### EXTRACTED RECORDS ###

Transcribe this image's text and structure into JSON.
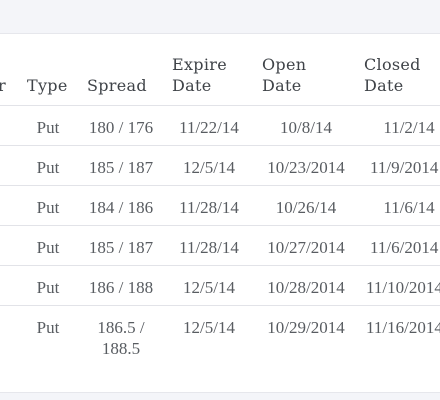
{
  "table": {
    "headers": {
      "partial_prev": "r",
      "type": "Type",
      "spread": "Spread",
      "expire": "Expire\nDate",
      "open": "Open\nDate",
      "closed": "Closed\nDate"
    },
    "rows": [
      {
        "type": "Put",
        "spread": "180 / 176",
        "expire": "11/22/14",
        "open": "10/8/14",
        "closed": "11/2/14"
      },
      {
        "type": "Put",
        "spread": "185 / 187",
        "expire": "12/5/14",
        "open": "10/23/2014",
        "closed": "11/9/2014"
      },
      {
        "type": "Put",
        "spread": "184 / 186",
        "expire": "11/28/14",
        "open": "10/26/14",
        "closed": "11/6/14"
      },
      {
        "type": "Put",
        "spread": "185 / 187",
        "expire": "11/28/14",
        "open": "10/27/2014",
        "closed": "11/6/2014"
      },
      {
        "type": "Put",
        "spread": "186 / 188",
        "expire": "12/5/14",
        "open": "10/28/2014",
        "closed": "11/10/2014"
      },
      {
        "type": "Put",
        "spread": "186.5 /\n188.5",
        "expire": "12/5/14",
        "open": "10/29/2014",
        "closed": "11/16/2014"
      }
    ]
  }
}
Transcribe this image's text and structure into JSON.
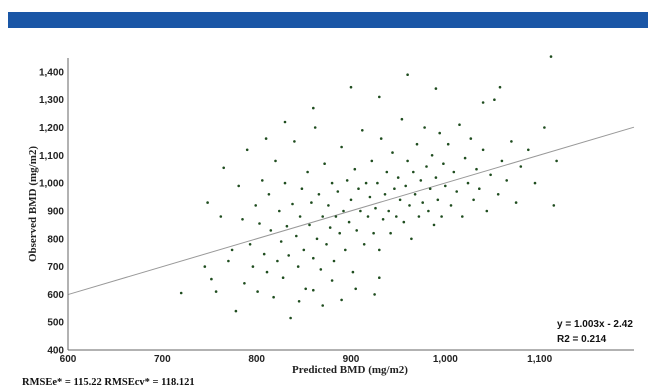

###

TASK DESCRIPTION: Transcribe all entries above exactly. Drop the pictures.

ANSWER TO THIS PROBLEM:
Transcribe this image's text and structure into JSON.
{
  "table": {
    "headers": {
      "partial_prev": "r",
      "type": "Type",
      "spread": "Spread",
      "expire": "Expire\nDate",
      "open": "Open\nDate",
      "closed": "Closed\nDate"
    },
    "rows": [
      {
        "type": "Put",
        "spread": "180 / 176",
        "expire": "11/22/14",
        "open": "10/8/14",
        "closed": "11/2/14"
      },
      {
        "type": "Put",
        "spread": "185 / 187",
        "expire": "12/5/14",
        "open": "10/23/2014",
        "closed": "11/9/2014"
      },
      {
        "type": "Put",
        "spread": "184 / 186",
        "expire": "11/28/14",
        "open": "10/26/14",
        "closed": "11/6/14"
      },
      {
        "type": "Put",
        "spread": "185 / 187",
        "expire": "11/28/14",
        "open": "10/27/2014",
        "closed": "11/6/2014"
      },
      {
        "type": "Put",
        "spread": "186 / 188",
        "expire": "12/5/14",
        "open": "10/28/2014",
        "closed": "11/10/2014"
      },
      {
        "type": "Put",
        "spread": "186.5 /\n188.5",
        "expire": "12/5/14",
        "open": "10/29/2014",
        "closed": "11/16/2014"
      }
    ]
  }
}
Transcribe this image's text and structure into JSON.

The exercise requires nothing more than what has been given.